● To do:
Identify and copy all lines of the material where the string "uplift" is found.

● Exercise materials:
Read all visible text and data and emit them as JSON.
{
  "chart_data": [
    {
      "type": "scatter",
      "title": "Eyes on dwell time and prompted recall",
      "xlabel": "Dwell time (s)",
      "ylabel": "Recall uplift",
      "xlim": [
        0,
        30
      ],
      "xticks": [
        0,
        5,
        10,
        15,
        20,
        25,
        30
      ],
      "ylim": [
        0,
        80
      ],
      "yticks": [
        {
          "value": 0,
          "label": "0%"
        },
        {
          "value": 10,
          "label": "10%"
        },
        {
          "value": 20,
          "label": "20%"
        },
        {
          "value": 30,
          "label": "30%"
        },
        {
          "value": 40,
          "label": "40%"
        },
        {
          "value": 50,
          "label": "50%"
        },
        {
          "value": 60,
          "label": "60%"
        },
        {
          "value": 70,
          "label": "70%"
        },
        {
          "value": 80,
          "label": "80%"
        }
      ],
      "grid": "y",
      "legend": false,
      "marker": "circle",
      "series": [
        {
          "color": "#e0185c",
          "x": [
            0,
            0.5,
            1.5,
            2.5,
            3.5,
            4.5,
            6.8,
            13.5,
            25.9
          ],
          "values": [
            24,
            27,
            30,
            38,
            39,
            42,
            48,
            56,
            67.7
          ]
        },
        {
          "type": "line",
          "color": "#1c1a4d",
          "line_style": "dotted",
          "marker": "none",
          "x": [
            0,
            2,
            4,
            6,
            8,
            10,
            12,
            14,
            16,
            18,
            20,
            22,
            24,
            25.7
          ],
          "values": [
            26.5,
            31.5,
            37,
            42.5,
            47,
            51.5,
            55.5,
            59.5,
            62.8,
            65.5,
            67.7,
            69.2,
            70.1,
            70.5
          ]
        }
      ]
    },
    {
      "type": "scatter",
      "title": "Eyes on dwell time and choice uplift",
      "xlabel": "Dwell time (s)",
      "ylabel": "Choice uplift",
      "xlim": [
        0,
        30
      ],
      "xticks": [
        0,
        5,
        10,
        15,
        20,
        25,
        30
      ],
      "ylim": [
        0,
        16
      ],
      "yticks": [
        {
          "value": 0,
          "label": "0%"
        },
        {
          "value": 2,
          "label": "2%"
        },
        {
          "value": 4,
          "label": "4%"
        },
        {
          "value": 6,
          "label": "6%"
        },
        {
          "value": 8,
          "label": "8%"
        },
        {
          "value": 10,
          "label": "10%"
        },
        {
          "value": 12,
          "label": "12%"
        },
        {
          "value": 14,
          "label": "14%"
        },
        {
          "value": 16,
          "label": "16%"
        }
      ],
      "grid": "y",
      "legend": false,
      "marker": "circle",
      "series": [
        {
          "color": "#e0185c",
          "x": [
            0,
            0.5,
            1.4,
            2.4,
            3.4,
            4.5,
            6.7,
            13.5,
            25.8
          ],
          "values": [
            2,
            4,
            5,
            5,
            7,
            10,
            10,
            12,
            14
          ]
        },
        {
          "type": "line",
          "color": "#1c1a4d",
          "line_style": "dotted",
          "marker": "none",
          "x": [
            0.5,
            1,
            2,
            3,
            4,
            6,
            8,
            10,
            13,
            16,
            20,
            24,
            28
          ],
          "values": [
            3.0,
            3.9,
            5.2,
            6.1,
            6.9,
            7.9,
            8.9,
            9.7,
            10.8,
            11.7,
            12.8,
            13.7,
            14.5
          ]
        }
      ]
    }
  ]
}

● Correct result:
      "ylabel": "Recall uplift",
      "title": "Eyes on dwell time and choice uplift",
      "ylabel": "Choice uplift",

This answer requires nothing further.